* **EXERCISE MATERIALS**:
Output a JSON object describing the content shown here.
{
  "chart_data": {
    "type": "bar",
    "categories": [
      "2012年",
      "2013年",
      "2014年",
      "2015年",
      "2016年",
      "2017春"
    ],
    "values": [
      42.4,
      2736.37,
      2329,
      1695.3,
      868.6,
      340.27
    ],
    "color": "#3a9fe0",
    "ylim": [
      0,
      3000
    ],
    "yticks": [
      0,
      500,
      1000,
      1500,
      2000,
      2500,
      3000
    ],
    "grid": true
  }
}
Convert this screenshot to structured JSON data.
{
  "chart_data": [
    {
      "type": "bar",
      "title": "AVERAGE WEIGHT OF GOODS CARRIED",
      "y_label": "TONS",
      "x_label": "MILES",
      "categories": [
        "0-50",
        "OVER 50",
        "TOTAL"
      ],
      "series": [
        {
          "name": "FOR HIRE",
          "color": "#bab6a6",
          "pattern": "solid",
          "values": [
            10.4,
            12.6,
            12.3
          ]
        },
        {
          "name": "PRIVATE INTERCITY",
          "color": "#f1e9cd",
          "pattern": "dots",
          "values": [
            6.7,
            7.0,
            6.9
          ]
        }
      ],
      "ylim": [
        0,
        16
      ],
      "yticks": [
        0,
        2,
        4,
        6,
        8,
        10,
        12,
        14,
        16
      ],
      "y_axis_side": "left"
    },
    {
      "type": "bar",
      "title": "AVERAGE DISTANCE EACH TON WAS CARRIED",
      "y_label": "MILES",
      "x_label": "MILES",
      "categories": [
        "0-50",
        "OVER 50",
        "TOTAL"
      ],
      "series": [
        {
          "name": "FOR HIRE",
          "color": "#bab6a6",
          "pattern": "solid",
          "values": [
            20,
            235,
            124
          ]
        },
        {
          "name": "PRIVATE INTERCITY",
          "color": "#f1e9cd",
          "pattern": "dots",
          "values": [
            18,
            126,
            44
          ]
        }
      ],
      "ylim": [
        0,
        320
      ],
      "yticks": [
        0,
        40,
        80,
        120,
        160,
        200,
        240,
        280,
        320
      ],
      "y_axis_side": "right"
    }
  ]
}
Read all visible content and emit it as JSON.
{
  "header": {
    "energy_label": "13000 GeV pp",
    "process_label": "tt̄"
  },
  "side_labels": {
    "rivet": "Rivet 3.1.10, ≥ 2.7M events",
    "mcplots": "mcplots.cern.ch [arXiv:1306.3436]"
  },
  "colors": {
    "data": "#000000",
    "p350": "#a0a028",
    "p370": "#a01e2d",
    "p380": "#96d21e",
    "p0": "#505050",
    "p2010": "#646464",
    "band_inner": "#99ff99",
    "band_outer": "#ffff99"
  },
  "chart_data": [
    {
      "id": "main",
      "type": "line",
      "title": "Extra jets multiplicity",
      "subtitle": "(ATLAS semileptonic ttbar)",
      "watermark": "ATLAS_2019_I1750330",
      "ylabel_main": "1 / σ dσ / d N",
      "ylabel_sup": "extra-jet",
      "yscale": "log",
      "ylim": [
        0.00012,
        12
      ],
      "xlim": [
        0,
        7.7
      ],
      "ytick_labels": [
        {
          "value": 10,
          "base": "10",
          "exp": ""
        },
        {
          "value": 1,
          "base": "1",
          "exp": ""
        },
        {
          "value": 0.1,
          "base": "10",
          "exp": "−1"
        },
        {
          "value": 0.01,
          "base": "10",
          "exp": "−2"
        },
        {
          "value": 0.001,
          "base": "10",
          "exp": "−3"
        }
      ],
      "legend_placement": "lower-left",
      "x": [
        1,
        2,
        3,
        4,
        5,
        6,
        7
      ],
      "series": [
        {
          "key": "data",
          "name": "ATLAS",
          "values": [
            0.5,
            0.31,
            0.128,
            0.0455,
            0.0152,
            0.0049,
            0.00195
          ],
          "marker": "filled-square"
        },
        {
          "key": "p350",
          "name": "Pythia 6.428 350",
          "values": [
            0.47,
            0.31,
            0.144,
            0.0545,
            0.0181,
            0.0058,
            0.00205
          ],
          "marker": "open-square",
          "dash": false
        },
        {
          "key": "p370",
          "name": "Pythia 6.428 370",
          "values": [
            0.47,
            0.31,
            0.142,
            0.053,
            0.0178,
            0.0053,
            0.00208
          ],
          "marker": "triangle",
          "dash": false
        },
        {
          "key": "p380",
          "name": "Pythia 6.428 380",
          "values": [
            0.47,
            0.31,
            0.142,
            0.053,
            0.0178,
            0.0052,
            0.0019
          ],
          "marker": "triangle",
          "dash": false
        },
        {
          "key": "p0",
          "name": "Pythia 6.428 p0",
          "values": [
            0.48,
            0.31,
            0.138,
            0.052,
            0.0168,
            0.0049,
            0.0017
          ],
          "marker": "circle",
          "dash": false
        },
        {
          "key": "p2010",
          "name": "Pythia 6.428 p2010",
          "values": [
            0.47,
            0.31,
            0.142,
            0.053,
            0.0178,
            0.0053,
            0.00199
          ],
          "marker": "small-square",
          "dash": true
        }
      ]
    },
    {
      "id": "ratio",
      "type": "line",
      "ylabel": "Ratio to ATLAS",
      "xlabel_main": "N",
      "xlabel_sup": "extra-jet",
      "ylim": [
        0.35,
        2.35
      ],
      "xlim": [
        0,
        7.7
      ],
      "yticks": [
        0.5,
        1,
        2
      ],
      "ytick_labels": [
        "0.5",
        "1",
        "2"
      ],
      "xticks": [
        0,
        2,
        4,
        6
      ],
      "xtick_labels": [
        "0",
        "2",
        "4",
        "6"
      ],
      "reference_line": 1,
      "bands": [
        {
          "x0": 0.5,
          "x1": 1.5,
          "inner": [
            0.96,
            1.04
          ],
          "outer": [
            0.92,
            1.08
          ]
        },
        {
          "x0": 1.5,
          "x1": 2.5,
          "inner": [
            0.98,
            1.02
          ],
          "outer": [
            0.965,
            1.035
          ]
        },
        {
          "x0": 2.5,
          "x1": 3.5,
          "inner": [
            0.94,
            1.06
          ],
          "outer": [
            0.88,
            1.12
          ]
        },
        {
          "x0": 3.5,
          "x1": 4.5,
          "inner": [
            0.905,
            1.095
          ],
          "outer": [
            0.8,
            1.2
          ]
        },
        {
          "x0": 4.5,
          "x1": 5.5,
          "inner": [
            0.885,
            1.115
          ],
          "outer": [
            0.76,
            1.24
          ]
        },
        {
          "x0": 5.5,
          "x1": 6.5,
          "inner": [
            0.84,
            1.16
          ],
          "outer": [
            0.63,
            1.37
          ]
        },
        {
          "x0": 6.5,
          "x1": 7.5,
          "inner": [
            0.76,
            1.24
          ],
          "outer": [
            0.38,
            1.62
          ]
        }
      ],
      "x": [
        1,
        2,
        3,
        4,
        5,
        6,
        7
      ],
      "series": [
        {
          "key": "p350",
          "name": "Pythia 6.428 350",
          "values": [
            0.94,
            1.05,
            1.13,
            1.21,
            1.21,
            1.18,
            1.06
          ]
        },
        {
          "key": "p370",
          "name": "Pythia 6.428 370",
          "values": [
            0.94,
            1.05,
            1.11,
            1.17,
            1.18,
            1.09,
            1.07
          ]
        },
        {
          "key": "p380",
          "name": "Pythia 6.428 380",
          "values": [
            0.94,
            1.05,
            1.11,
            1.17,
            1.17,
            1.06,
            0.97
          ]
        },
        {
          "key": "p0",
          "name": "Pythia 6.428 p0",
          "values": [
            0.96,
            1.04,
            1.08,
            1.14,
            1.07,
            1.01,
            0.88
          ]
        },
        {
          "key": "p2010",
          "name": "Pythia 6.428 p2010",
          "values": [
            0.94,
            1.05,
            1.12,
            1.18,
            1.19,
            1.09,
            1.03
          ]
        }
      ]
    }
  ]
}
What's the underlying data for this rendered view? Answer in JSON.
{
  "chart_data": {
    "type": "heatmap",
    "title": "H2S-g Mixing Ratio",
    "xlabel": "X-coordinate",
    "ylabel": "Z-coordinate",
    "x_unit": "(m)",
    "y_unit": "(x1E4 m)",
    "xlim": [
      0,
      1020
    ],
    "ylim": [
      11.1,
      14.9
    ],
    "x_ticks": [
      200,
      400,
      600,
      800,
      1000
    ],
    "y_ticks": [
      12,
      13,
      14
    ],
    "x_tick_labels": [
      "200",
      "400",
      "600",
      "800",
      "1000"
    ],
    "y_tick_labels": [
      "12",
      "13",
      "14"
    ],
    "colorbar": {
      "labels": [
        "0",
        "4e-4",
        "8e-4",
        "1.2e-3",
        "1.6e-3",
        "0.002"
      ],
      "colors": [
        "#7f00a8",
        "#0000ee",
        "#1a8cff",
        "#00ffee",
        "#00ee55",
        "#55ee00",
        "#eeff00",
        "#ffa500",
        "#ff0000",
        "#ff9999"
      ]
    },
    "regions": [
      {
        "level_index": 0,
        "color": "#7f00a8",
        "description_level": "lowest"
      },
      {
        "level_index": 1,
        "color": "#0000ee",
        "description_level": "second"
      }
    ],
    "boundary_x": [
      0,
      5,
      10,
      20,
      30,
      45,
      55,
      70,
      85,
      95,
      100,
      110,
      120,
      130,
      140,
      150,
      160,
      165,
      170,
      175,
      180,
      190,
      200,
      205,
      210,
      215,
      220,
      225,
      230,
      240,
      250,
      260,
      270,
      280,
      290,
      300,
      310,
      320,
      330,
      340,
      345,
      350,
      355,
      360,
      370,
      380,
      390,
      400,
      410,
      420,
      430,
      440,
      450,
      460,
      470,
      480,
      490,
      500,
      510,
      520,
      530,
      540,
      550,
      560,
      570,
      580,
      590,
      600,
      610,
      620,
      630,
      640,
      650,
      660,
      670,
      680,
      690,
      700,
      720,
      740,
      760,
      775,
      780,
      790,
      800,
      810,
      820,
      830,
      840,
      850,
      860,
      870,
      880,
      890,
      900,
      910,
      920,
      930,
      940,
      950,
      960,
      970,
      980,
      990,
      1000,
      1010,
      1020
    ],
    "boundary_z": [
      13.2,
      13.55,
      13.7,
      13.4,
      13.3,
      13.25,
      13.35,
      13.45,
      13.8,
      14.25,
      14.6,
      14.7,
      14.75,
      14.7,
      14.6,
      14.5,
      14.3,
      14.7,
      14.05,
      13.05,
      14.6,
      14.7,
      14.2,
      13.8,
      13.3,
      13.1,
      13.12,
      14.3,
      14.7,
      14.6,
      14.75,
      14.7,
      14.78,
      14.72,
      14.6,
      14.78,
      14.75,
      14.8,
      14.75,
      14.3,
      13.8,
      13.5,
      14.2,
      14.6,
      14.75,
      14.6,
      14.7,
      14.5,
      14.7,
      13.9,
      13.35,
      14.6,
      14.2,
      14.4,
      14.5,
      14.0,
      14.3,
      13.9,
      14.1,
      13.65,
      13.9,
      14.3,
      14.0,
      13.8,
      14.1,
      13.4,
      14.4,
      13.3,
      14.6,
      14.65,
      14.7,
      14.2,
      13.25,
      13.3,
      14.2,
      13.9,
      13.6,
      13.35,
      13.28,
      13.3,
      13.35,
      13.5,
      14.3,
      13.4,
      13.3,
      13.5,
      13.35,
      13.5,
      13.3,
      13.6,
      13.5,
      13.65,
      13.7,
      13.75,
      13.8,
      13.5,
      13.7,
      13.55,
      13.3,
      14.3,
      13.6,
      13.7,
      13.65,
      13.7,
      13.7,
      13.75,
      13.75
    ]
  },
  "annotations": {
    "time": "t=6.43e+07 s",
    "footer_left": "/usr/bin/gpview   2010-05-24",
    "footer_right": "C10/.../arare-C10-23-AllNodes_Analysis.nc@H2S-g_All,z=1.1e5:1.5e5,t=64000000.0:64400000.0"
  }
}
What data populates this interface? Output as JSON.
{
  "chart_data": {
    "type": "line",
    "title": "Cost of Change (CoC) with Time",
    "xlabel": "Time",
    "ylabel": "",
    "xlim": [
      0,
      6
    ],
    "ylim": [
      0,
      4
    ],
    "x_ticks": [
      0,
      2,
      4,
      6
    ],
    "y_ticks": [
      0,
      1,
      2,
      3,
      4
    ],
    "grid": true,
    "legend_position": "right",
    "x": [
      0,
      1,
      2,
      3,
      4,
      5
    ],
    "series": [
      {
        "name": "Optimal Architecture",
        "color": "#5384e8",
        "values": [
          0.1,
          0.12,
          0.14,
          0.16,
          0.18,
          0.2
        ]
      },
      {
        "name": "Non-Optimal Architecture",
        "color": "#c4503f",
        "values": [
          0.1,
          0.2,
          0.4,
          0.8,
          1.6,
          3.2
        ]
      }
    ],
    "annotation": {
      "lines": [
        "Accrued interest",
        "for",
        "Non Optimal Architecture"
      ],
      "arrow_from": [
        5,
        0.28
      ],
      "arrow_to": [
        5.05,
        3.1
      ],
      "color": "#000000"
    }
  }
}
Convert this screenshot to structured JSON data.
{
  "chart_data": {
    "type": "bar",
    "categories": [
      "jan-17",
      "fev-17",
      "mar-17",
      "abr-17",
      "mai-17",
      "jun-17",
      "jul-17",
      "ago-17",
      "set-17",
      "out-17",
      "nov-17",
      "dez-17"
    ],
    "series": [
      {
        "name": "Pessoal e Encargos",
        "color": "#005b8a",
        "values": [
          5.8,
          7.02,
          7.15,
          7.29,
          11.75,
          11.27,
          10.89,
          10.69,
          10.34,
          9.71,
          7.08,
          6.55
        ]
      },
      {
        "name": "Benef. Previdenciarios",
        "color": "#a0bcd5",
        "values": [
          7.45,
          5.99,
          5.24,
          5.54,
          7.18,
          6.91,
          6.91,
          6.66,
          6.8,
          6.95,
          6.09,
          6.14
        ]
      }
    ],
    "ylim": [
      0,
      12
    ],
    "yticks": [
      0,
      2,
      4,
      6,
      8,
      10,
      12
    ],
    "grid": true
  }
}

* **EXERCISE BRIEF**:
Filter for "Optimal". Return all lines that hold it.

* **TASK RESULT**:
        "name": "Optimal Architecture",
        "name": "Non-Optimal Architecture",
        "Non Optimal Architecture"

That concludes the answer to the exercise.